## Instructions to follow
Tell how many lines carry the word "선박용물건의"; the reply is the number and nothing else.

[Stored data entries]

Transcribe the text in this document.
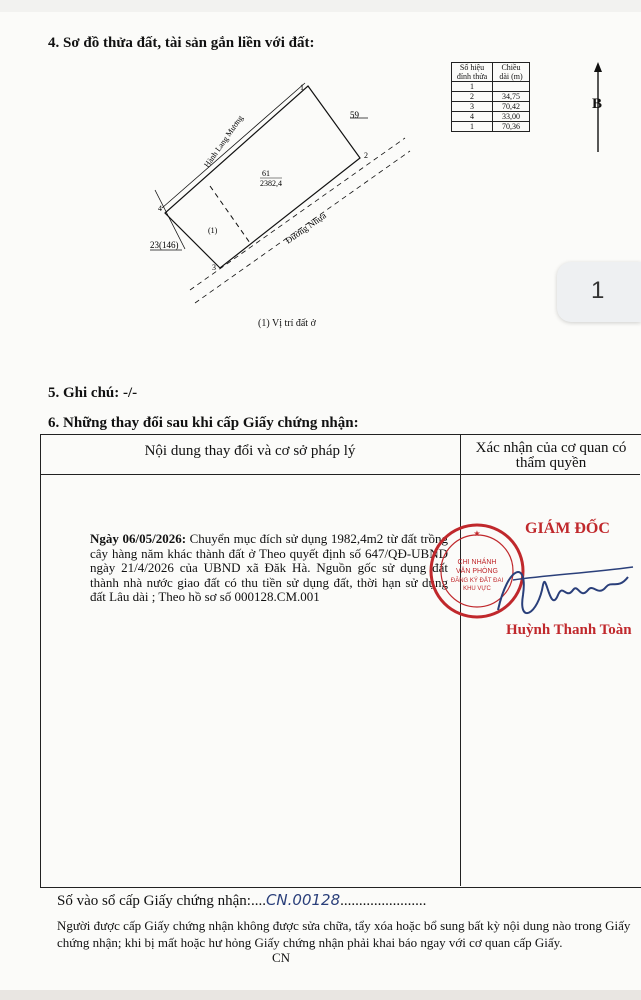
4. Sơ đồ thửa đất, tài sản gắn liền với đất:
1
2
3
4
59
61
2382,4
23(146)
(1)
Hành Lang Mương
Đường Nhựa
(1) Vị trí đất ở
Số hiệu đỉnh thửa	Chiều dài (m)
1	
2	34,75
3	70,42
4	33,00
1	70,36
B
1
5. Ghi chú: -/-
6. Những thay đổi sau khi cấp Giấy chứng nhận:
Nội dung thay đổi và cơ sở pháp lý	Xác nhận của cơ quan có thẩm quyền
Ngày 06/05/2026: Chuyển mục đích sử dụng 1982,4m2 từ đất trồng cây hàng năm khác thành đất ở Theo quyết định số 647/QĐ-UBND ngày 21/4/2026 của UBND xã Đăk Hà. Nguồn gốc sử dụng đất thành nhà nước giao đất có thu tiền sử dụng đất, thời hạn sử dụng đất Lâu dài ; Theo hồ sơ số 000128.CM.001
CHI NHÁNH
VĂN PHÒNG
ĐĂNG KÝ ĐẤT ĐAI
KHU VỰC
★	GIÁM ĐỐC
Huỳnh Thanh Toàn
Số vào sổ cấp Giấy chứng nhận:....CN.00128.......................
Người được cấp Giấy chứng nhận không được sửa chữa, tẩy xóa hoặc bổ sung bất kỳ nội dung nào trong Giấy chứng nhận; khi bị mất hoặc hư hỏng Giấy chứng nhận phải khai báo ngay với cơ quan cấp Giấy.
CN
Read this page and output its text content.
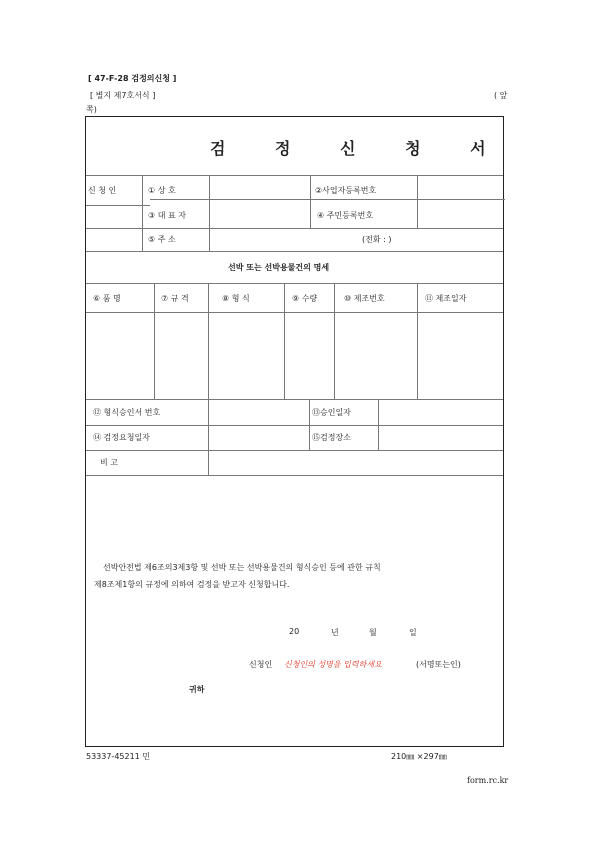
[ 47-F-28 검정의신청 ]
[ 별지 제7호서식 ]	( 앞
쪽)
검 정 신 청 서
신 청 인	① 상 호	②사업자등록번호
③ 대 표 자	④ 주민등록번호
⑤ 주 소	(전화 : )
선박 또는 선박용물건의 명세
⑥ 품 명	⑦ 규 격	⑧ 형 식	⑨ 수량	⑩ 제조번호	⑪ 제조일자
⑫ 형식승인서 번호	⑬승인일자
⑭ 검정요청일자	⑮검정장소
비 고
선박안전법 제6조의3제3항 및 선박 또는 선박용물건의 형식승인 등에 관한 규칙
제8조제1항의 규정에 의하여 검정을 받고자 신청합니다.
20	년	월	일
신청인 신청인의 성명을 입력하세요	(서명또는인)
귀하
53337-45211 민	210㎜ ×297㎜
form.rc.kr
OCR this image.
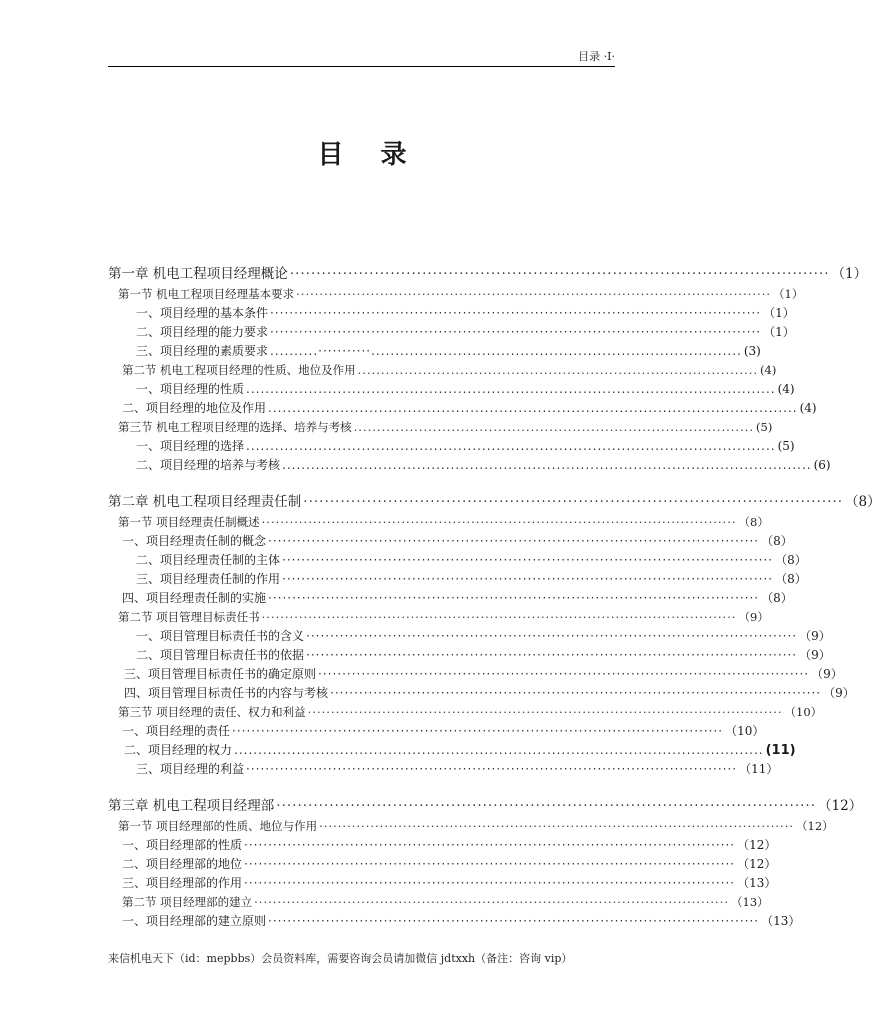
目录 ·I·
目 录
第一章 机电工程项目经理概论 ······································································································ （1）
第一节 机电工程项目经理基本要求 ······································································································ （1）
一、项目经理的基本条件 ······································································································ （1）
二、项目经理的能力要求 ······································································································ （1）
三、项目经理的素质要求 ..........···········............................................................................. (3)
第二节 机电工程项目经理的性质、地位及作用 ...................................................................................... (4)
一、项目经理的性质 .............................................................................................................. (4)
二、项目经理的地位及作用 .............................................................................................................. (4)
第三节 机电工程项目经理的选择、培养与考核 ...................................................................................... (5)
一、项目经理的选择 .............................................................................................................. (5)
二、项目经理的培养与考核 .............................................................................................................. (6)
第二章 机电工程项目经理责任制 ······································································································ （8）
第一节 项目经理责任制概述 ······································································································ （8）
一、项目经理责任制的概念 ······································································································ （8）
二、项目经理责任制的主体 ······································································································ （8）
三、项目经理责任制的作用 ······································································································ （8）
四、项目经理责任制的实施 ······································································································ （8）
第二节 项目管理目标责任书 ······································································································ （9）
一、项目管理目标责任书的含义 ······································································································ （9）
二、项目管理目标责任书的依据 ······································································································ （9）
三、项目管理目标责任书的确定原则 ······································································································ （9）
四、项目管理目标责任书的内容与考核 ······································································································ （9）
第三节 项目经理的责任、权力和利益 ······································································································ （10）
一、项目经理的责任 ······································································································ （10）
二、项目经理的权力 .............................................................................................................. (11)
三、项目经理的利益 ······································································································ （11）
第三章 机电工程项目经理部 ······································································································ （12）
第一节 项目经理部的性质、地位与作用 ······································································································ （12）
一、项目经理部的性质 ······································································································ （12）
二、项目经理部的地位 ······································································································ （12）
三、项目经理部的作用 ······································································································ （13）
第二节 项目经理部的建立 ······································································································ （13）
一、项目经理部的建立原则 ······································································································ （13）
来信机电天下（id：mepbbs）会员资料库，需要咨询会员请加微信 jdtxxh（备注：咨询 vip）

## Written answer
2